• **GIVEN DATA**:

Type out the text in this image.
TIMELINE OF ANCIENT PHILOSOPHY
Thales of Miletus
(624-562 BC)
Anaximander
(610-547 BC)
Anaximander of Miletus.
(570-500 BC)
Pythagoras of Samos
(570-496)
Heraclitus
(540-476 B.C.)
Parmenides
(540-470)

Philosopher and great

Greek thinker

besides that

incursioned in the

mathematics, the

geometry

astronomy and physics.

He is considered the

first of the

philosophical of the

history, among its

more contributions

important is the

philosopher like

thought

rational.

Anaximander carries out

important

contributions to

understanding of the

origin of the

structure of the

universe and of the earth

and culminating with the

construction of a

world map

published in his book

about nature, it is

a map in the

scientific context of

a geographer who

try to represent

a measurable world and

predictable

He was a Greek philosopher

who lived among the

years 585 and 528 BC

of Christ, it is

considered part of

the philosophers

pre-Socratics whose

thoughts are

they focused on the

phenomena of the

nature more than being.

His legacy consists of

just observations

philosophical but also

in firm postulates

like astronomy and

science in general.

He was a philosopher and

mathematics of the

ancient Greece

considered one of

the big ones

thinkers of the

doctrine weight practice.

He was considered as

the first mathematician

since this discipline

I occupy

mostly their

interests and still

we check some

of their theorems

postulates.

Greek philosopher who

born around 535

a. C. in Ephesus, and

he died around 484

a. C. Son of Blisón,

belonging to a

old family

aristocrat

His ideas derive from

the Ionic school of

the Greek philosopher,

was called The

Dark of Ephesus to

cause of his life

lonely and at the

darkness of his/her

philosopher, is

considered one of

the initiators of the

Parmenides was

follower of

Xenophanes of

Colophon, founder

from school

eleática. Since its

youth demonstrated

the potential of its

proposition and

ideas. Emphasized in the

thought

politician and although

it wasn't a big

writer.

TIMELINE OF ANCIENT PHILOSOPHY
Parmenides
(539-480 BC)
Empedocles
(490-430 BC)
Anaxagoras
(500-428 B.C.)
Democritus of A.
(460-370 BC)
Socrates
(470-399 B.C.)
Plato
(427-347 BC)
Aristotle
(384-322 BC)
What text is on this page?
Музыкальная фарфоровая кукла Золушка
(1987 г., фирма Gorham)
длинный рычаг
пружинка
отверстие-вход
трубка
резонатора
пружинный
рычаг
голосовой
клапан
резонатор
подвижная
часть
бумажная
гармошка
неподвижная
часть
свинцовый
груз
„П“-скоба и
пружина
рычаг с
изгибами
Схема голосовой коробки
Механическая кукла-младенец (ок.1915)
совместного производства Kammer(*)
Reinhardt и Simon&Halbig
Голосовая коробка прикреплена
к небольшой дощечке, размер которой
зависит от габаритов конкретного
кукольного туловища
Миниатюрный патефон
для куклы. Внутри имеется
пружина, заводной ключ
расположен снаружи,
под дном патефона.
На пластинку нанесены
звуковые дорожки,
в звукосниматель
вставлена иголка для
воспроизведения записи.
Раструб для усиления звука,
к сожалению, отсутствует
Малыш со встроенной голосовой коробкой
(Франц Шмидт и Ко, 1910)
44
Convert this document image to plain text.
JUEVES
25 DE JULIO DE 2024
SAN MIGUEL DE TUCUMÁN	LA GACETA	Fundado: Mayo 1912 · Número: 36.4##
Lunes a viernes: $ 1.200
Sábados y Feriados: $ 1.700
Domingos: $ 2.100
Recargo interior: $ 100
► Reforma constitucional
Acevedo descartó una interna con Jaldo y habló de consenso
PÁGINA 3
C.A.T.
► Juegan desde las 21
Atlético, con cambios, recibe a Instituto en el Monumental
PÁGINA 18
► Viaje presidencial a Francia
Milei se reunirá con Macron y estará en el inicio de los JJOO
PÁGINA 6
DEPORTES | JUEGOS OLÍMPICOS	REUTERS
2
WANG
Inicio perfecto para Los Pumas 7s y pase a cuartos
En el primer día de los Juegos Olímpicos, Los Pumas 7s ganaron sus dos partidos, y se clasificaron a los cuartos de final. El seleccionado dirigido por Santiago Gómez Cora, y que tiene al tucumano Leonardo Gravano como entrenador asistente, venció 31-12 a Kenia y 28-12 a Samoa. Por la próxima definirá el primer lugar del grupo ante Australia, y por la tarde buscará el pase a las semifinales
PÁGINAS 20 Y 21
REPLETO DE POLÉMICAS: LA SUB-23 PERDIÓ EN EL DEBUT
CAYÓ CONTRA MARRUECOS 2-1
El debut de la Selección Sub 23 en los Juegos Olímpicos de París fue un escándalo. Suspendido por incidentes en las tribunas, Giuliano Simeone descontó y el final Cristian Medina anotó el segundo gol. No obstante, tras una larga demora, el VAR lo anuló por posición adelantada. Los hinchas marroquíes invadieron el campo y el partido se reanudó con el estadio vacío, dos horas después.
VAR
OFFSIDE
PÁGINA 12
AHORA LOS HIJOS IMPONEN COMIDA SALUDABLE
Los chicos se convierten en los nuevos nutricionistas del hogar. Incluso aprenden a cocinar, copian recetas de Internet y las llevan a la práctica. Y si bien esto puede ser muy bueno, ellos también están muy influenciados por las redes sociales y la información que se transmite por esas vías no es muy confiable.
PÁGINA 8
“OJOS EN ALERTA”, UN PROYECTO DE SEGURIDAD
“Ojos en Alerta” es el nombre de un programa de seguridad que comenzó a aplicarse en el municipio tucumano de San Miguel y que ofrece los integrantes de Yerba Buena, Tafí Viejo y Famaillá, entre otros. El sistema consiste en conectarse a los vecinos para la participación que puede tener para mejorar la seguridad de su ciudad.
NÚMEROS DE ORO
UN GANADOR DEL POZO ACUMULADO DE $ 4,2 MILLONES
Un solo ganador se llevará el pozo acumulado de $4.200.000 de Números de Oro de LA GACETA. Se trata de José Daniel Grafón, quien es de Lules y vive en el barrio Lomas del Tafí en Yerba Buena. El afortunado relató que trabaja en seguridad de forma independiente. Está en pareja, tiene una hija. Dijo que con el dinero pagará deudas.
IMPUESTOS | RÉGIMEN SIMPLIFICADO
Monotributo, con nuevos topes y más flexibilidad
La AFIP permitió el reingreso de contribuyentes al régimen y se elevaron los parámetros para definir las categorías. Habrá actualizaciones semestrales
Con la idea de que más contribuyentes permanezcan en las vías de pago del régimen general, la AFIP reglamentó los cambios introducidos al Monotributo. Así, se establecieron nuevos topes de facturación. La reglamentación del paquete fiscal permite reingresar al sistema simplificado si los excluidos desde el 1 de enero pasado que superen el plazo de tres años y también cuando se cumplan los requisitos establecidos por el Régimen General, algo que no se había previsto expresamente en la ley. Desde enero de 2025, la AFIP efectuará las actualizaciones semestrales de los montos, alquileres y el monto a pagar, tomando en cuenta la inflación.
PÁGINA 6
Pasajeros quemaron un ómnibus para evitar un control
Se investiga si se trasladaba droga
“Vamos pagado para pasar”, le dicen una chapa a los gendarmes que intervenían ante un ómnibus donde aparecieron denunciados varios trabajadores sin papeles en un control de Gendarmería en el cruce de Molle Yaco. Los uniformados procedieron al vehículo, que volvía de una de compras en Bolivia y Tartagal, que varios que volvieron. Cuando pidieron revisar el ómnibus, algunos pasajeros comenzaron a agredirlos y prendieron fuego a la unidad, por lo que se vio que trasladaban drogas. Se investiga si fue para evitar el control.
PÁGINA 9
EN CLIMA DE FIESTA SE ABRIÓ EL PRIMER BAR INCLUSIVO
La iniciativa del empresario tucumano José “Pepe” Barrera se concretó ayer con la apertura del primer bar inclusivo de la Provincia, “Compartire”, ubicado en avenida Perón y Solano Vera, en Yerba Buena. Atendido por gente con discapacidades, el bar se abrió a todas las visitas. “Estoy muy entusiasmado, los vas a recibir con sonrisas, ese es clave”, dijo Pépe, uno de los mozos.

• **WHAT IS ASKED**: Find the word "ómnibus" in the material, then list each line that holds it.

• **OUTPUT FOR THIS TASK**:
Pasajeros quemaron un ómnibus para evitar un control
“Vamos pagado para pasar”, le dicen una chapa a los gendarmes que intervenían ante un ómnibus donde aparecieron denunciados varios trabajadores sin papeles en un control de Gendarmería en el cruce de Molle Yaco. Los uniformados procedieron al vehículo, que volvía de una de compras en Bolivia y Tartagal, que varios que volvieron. Cuando pidieron revisar el ómnibus, algunos pasajeros comenzaron a agredirlos y prendieron fuego a la unidad, por lo que se vio que trasladaban drogas. Se investiga si fue para evitar el control.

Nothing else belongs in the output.